**WHAT IS EXPECTED:** Reproduce the data that follows in its entirety, character for character.

Dataset rows about figures

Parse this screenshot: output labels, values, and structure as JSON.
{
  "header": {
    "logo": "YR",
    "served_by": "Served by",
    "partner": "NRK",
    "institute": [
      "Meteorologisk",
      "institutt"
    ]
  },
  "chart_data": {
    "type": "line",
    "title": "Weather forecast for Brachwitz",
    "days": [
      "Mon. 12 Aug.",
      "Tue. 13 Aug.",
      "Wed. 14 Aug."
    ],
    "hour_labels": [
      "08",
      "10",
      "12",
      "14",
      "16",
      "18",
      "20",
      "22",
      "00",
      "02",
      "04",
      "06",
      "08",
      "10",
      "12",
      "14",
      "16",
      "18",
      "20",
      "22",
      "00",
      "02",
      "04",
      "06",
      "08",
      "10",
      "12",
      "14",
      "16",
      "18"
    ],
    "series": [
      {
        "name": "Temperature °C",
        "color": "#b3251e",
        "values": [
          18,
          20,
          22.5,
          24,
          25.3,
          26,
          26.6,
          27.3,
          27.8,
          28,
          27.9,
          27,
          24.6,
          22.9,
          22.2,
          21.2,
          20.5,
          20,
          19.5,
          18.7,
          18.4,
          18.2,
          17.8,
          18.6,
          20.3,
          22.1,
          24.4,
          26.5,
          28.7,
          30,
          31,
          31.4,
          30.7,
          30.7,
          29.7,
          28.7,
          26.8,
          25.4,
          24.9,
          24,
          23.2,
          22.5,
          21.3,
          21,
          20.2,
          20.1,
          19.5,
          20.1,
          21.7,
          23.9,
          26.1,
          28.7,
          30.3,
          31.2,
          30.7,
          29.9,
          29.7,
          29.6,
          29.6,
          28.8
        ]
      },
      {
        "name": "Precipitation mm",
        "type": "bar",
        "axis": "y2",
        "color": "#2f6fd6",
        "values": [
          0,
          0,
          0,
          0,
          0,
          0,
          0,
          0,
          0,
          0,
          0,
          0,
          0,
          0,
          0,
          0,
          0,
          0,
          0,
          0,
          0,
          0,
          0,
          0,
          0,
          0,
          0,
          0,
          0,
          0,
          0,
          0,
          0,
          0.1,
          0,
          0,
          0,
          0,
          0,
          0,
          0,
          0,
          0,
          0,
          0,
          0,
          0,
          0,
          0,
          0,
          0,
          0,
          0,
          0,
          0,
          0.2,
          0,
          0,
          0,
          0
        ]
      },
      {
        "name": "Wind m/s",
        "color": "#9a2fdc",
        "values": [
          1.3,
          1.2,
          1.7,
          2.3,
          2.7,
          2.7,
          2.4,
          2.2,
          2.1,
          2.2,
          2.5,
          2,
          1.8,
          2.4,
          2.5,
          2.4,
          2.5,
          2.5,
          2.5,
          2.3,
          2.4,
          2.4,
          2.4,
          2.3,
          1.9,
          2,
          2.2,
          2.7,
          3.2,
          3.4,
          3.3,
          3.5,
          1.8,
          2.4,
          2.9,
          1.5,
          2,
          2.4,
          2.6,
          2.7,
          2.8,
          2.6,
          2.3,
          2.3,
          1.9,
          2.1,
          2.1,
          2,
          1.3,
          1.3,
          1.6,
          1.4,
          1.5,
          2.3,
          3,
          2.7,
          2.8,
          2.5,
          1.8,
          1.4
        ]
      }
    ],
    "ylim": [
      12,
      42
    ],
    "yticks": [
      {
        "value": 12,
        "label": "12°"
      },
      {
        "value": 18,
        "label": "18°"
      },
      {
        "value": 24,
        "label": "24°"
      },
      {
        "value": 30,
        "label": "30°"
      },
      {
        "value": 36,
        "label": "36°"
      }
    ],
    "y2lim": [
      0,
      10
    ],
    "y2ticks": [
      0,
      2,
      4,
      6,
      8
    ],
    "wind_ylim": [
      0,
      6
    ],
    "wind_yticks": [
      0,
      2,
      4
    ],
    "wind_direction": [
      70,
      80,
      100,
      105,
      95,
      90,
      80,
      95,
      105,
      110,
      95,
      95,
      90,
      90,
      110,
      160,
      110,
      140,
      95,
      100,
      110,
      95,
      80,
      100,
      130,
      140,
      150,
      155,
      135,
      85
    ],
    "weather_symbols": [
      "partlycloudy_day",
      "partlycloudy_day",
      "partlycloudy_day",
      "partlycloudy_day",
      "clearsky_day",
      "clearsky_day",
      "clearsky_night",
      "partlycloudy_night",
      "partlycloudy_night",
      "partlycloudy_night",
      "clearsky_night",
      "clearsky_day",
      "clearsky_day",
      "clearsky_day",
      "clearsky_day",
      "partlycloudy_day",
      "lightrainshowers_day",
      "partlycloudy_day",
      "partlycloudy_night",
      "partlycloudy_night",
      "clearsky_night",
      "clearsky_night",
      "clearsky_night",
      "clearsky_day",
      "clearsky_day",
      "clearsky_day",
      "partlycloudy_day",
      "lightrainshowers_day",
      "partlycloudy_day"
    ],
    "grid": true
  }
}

**TASK ANSWER:**
Parse this screenshot: output labels, values, and structure as JSON.
{
  "header": {
    "logo": "YR",
    "served_by": "Served by",
    "partner": "NRK",
    "institute": [
      "Meteorologisk",
      "institutt"
    ]
  },
  "chart_data": {
    "type": "line",
    "title": "Weather forecast for Brachwitz",
    "days": [
      "Mon. 12 Aug.",
      "Tue. 13 Aug.",
      "Wed. 14 Aug."
    ],
    "hour_labels": [
      "08",
      "10",
      "12",
      "14",
      "16",
      "18",
      "20",
      "22",
      "00",
      "02",
      "04",
      "06",
      "08",
      "10",
      "12",
      "14",
      "16",
      "18",
      "20",
      "22",
      "00",
      "02",
      "04",
      "06",
      "08",
      "10",
      "12",
      "14",
      "16",
      "18"
    ],
    "series": [
      {
        "name": "Temperature °C",
        "color": "#b3251e",
        "values": [
          18,
          20,
          22.5,
          24,
          25.3,
          26,
          26.6,
          27.3,
          27.8,
          28,
          27.9,
          27,
          24.6,
          22.9,
          22.2,
          21.2,
          20.5,
          20,
          19.5,
          18.7,
          18.4,
          18.2,
          17.8,
          18.6,
          20.3,
          22.1,
          24.4,
          26.5,
          28.7,
          30,
          31,
          31.4,
          30.7,
          30.7,
          29.7,
          28.7,
          26.8,
          25.4,
          24.9,
          24,
          23.2,
          22.5,
          21.3,
          21,
          20.2,
          20.1,
          19.5,
          20.1,
          21.7,
          23.9,
          26.1,
          28.7,
          30.3,
          31.2,
          30.7,
          29.9,
          29.7,
          29.6,
          29.6,
          28.8
        ]
      },
      {
        "name": "Precipitation mm",
        "type": "bar",
        "axis": "y2",
        "color": "#2f6fd6",
        "values": [
          0,
          0,
          0,
          0,
          0,
          0,
          0,
          0,
          0,
          0,
          0,
          0,
          0,
          0,
          0,
          0,
          0,
          0,
          0,
          0,
          0,
          0,
          0,
          0,
          0,
          0,
          0,
          0,
          0,
          0,
          0,
          0,
          0,
          0.1,
          0,
          0,
          0,
          0,
          0,
          0,
          0,
          0,
          0,
          0,
          0,
          0,
          0,
          0,
          0,
          0,
          0,
          0,
          0,
          0,
          0,
          0.2,
          0,
          0,
          0,
          0
        ]
      },
      {
        "name": "Wind m/s",
        "color": "#9a2fdc",
        "values": [
          1.3,
          1.2,
          1.7,
          2.3,
          2.7,
          2.7,
          2.4,
          2.2,
          2.1,
          2.2,
          2.5,
          2,
          1.8,
          2.4,
          2.5,
          2.4,
          2.5,
          2.5,
          2.5,
          2.3,
          2.4,
          2.4,
          2.4,
          2.3,
          1.9,
          2,
          2.2,
          2.7,
          3.2,
          3.4,
          3.3,
          3.5,
          1.8,
          2.4,
          2.9,
          1.5,
          2,
          2.4,
          2.6,
          2.7,
          2.8,
          2.6,
          2.3,
          2.3,
          1.9,
          2.1,
          2.1,
          2,
          1.3,
          1.3,
          1.6,
          1.4,
          1.5,
          2.3,
          3,
          2.7,
          2.8,
          2.5,
          1.8,
          1.4
        ]
      }
    ],
    "ylim": [
      12,
      42
    ],
    "yticks": [
      {
        "value": 12,
        "label": "12°"
      },
      {
        "value": 18,
        "label": "18°"
      },
      {
        "value": 24,
        "label": "24°"
      },
      {
        "value": 30,
        "label": "30°"
      },
      {
        "value": 36,
        "label": "36°"
      }
    ],
    "y2lim": [
      0,
      10
    ],
    "y2ticks": [
      0,
      2,
      4,
      6,
      8
    ],
    "wind_ylim": [
      0,
      6
    ],
    "wind_yticks": [
      0,
      2,
      4
    ],
    "wind_direction": [
      70,
      80,
      100,
      105,
      95,
      90,
      80,
      95,
      105,
      110,
      95,
      95,
      90,
      90,
      110,
      160,
      110,
      140,
      95,
      100,
      110,
      95,
      80,
      100,
      130,
      140,
      150,
      155,
      135,
      85
    ],
    "weather_symbols": [
      "partlycloudy_day",
      "partlycloudy_day",
      "partlycloudy_day",
      "partlycloudy_day",
      "clearsky_day",
      "clearsky_day",
      "clearsky_night",
      "partlycloudy_night",
      "partlycloudy_night",
      "partlycloudy_night",
      "clearsky_night",
      "clearsky_day",
      "clearsky_day",
      "clearsky_day",
      "clearsky_day",
      "partlycloudy_day",
      "lightrainshowers_day",
      "partlycloudy_day",
      "partlycloudy_night",
      "partlycloudy_night",
      "clearsky_night",
      "clearsky_night",
      "clearsky_night",
      "clearsky_day",
      "clearsky_day",
      "clearsky_day",
      "partlycloudy_day",
      "lightrainshowers_day",
      "partlycloudy_day"
    ],
    "grid": true
  }
}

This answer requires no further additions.